EXERCISE MATERIALS —
>> START

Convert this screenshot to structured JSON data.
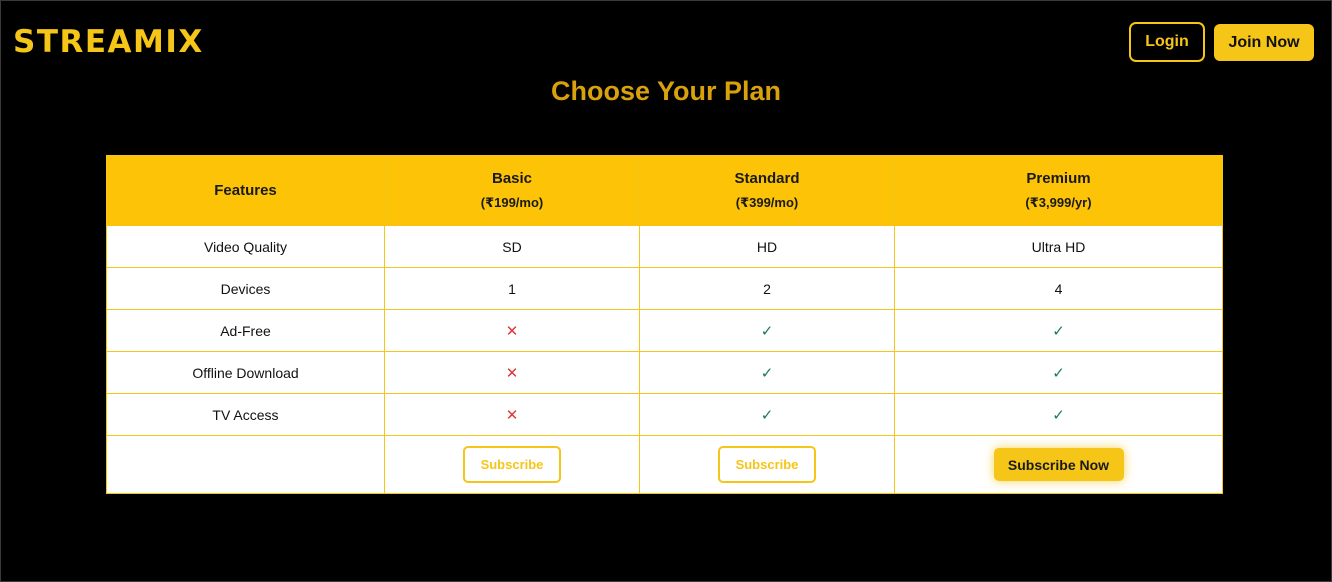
{
  "brand": {
    "name": "STREAMIX",
    "color": "#f5c518"
  },
  "nav": {
    "login_label": "Login",
    "join_label": "Join Now"
  },
  "page_title": "Choose Your Plan",
  "table": {
    "features_header": "Features",
    "plans": [
      {
        "name": "Basic",
        "price": "(₹199/mo)",
        "subscribe_label": "Subscribe"
      },
      {
        "name": "Standard",
        "price": "(₹399/mo)",
        "subscribe_label": "Subscribe"
      },
      {
        "name": "Premium",
        "price": "(₹3,999/yr)",
        "subscribe_label": "Subscribe Now"
      }
    ],
    "rows": [
      {
        "feature": "Video Quality",
        "values": [
          "SD",
          "HD",
          "Ultra HD"
        ]
      },
      {
        "feature": "Devices",
        "values": [
          "1",
          "2",
          "4"
        ]
      },
      {
        "feature": "Ad-Free",
        "values": [
          "no",
          "yes",
          "yes"
        ]
      },
      {
        "feature": "Offline Download",
        "values": [
          "no",
          "yes",
          "yes"
        ]
      },
      {
        "feature": "TV Access",
        "values": [
          "no",
          "yes",
          "yes"
        ]
      }
    ],
    "icons": {
      "no": "✕",
      "yes": "✓"
    }
  },
  "colors": {
    "accent": "#f5c518",
    "header_bg": "#fdc307",
    "cross": "#d93c3c",
    "check": "#1e7b4f"
  }
}
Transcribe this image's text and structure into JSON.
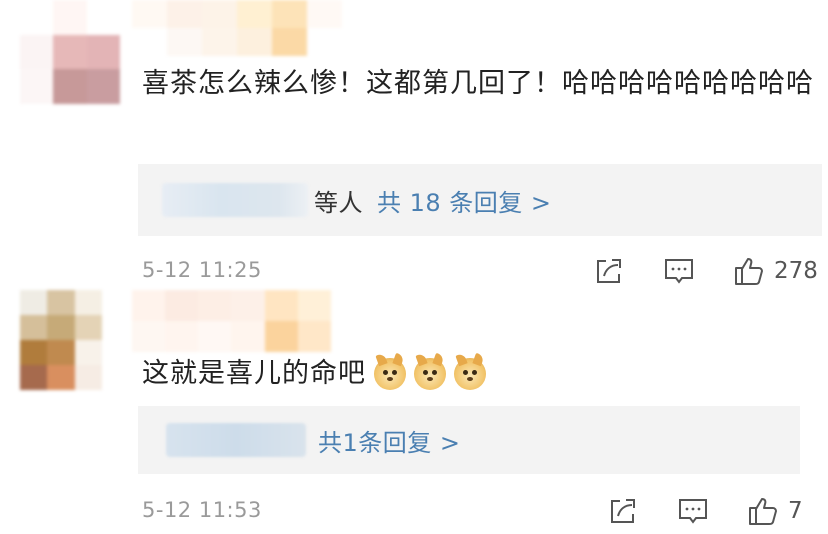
{
  "colors": {
    "link": "#4a7fb1",
    "reply_bg": "#f3f3f3",
    "meta_text": "#9a9a9a",
    "body_text": "#222222"
  },
  "comments": [
    {
      "text": "喜茶怎么辣么惨！这都第几回了！哈哈哈哈哈哈哈哈哈",
      "reply_suffix": "等人",
      "reply_link": "共 18 条回复 >",
      "time": "5-12 11:25",
      "likes": "278",
      "icons": [
        "share-icon",
        "comment-icon",
        "like-icon"
      ]
    },
    {
      "text": "这就是喜儿的命吧",
      "emoji": [
        "doge-emoji",
        "doge-emoji",
        "doge-emoji"
      ],
      "reply_link": "共1条回复 >",
      "time": "5-12 11:53",
      "likes": "7",
      "icons": [
        "share-icon",
        "comment-icon",
        "like-icon"
      ]
    }
  ]
}
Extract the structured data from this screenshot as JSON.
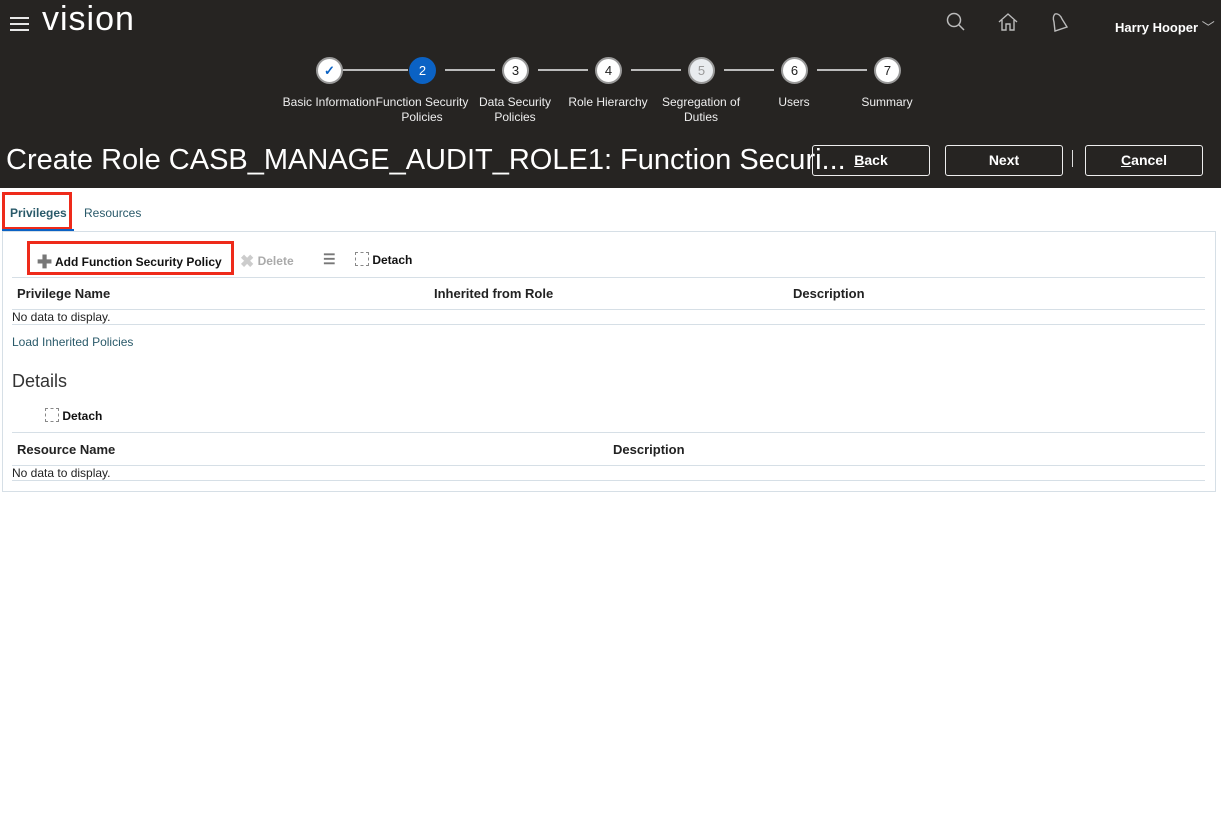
{
  "header": {
    "app_name": "vision",
    "user_name": "Harry Hooper",
    "icons": [
      "menu-icon",
      "search-icon",
      "home-icon",
      "bell-icon",
      "chevron-down-icon"
    ]
  },
  "train": {
    "steps": [
      {
        "num": "✓",
        "label": "Basic Information",
        "state": "done"
      },
      {
        "num": "2",
        "label": "Function Security Policies",
        "state": "current"
      },
      {
        "num": "3",
        "label": "Data Security Policies",
        "state": "todo"
      },
      {
        "num": "4",
        "label": "Role Hierarchy",
        "state": "todo"
      },
      {
        "num": "5",
        "label": "Segregation of Duties",
        "state": "disabled"
      },
      {
        "num": "6",
        "label": "Users",
        "state": "todo"
      },
      {
        "num": "7",
        "label": "Summary",
        "state": "todo"
      }
    ]
  },
  "page": {
    "title": "Create Role CASB_MANAGE_AUDIT_ROLE1: Function Securi...",
    "back": "Back",
    "next": "Next",
    "cancel": "Cancel"
  },
  "tabs": {
    "privileges": "Privileges",
    "resources": "Resources"
  },
  "toolbar": {
    "add": "Add Function Security Policy",
    "delete": "Delete",
    "detach": "Detach"
  },
  "privileges_table": {
    "columns": [
      "Privilege Name",
      "Inherited from Role",
      "Description"
    ],
    "empty": "No data to display."
  },
  "load_inherited": "Load Inherited Policies",
  "details": {
    "heading": "Details",
    "detach": "Detach",
    "columns": [
      "Resource Name",
      "Description"
    ],
    "empty": "No data to display."
  },
  "colors": {
    "header_bg": "#262422",
    "current_step": "#0b62c4",
    "highlight": "#ee2a1a",
    "link": "#2a5a6a"
  }
}
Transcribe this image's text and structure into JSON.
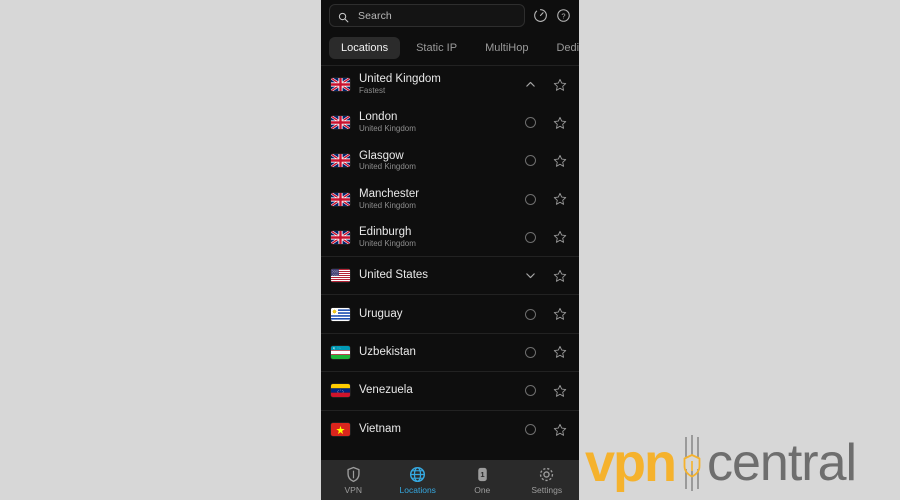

>> END

GIVEN TASK —
Using the material above, copy every line in which the string "structured" occurs.

WORKED SOLUTION —
Convert this screenshot to structured JSON data.
Extract the structured data from this screenshot as JSON.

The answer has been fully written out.